■ GOAL OF THE EXERCISE: Type out the complete listing below word for word, without its pictures.
================================
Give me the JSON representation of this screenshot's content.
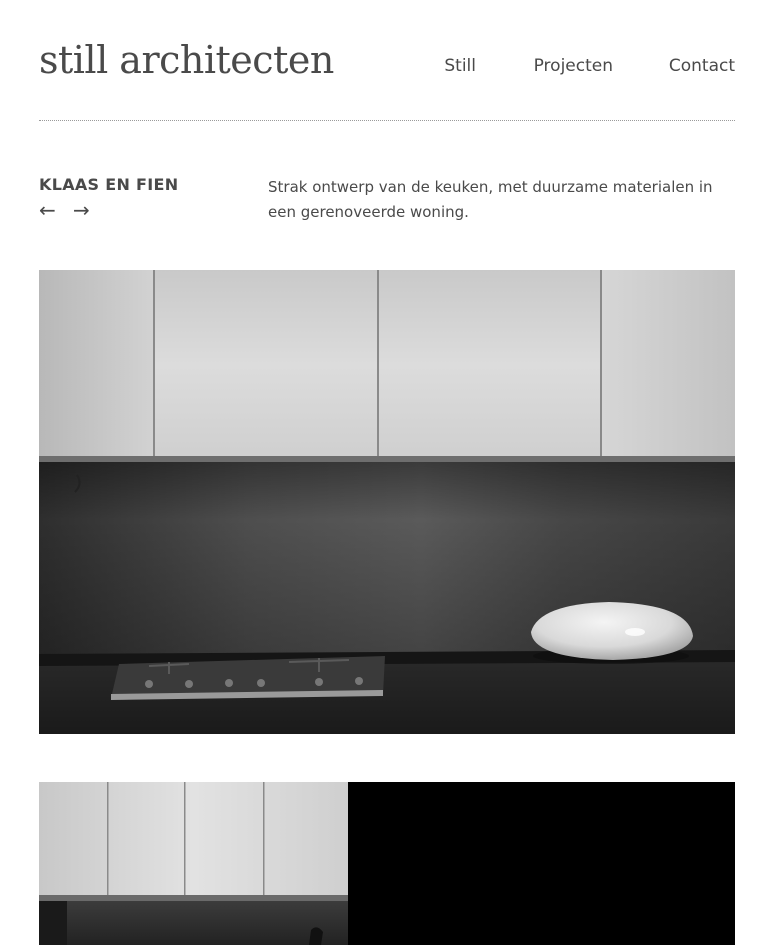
{
  "header": {
    "logo": "still architecten",
    "nav": [
      "Still",
      "Projecten",
      "Contact"
    ]
  },
  "project": {
    "title": "KLAAS EN FIEN",
    "prev_arrow": "←",
    "next_arrow": "→",
    "description": "Strak ontwerp van de keuken, met duurzame materialen in een gerenoveerde woning."
  },
  "images": {
    "photo1_subject": "kitchen-cabinets-cooktop-bowl-bw-photo",
    "photo2_subject": "kitchen-cabinets-bw-photo"
  }
}
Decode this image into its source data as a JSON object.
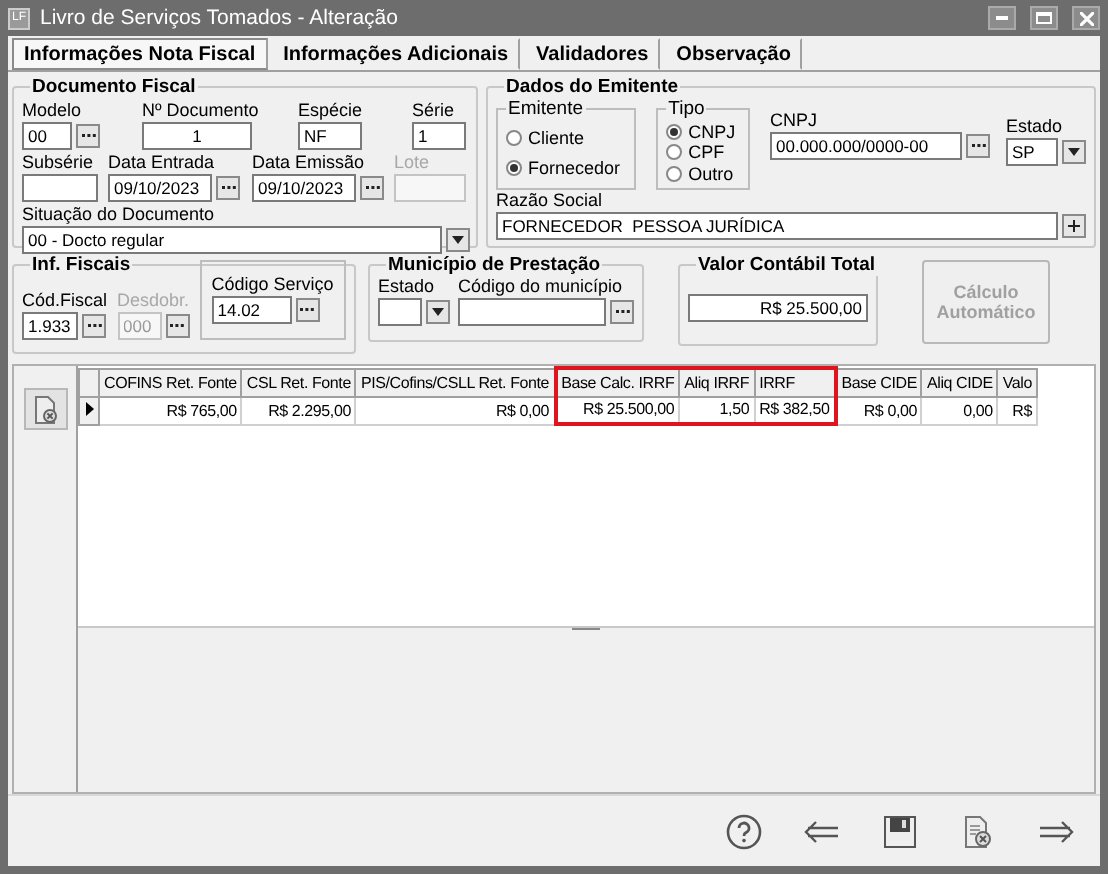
================================
■ EXERCISE RESPONSE:
Give me the JSON representation of this screenshot's content.
{
  "header": {
    "logo": "still architecten",
    "nav": [
      "Still",
      "Projecten",
      "Contact"
    ]
  },
  "project": {
    "title": "KLAAS EN FIEN",
    "prev_arrow": "←",
    "next_arrow": "→",
    "description": "Strak ontwerp van de keuken, met duurzame materialen in een gerenoveerde woning."
  },
  "images": {
    "photo1_subject": "kitchen-cabinets-cooktop-bowl-bw-photo",
    "photo2_subject": "kitchen-cabinets-bw-photo"
  }
}
Decode this image into its source data as a JSON object.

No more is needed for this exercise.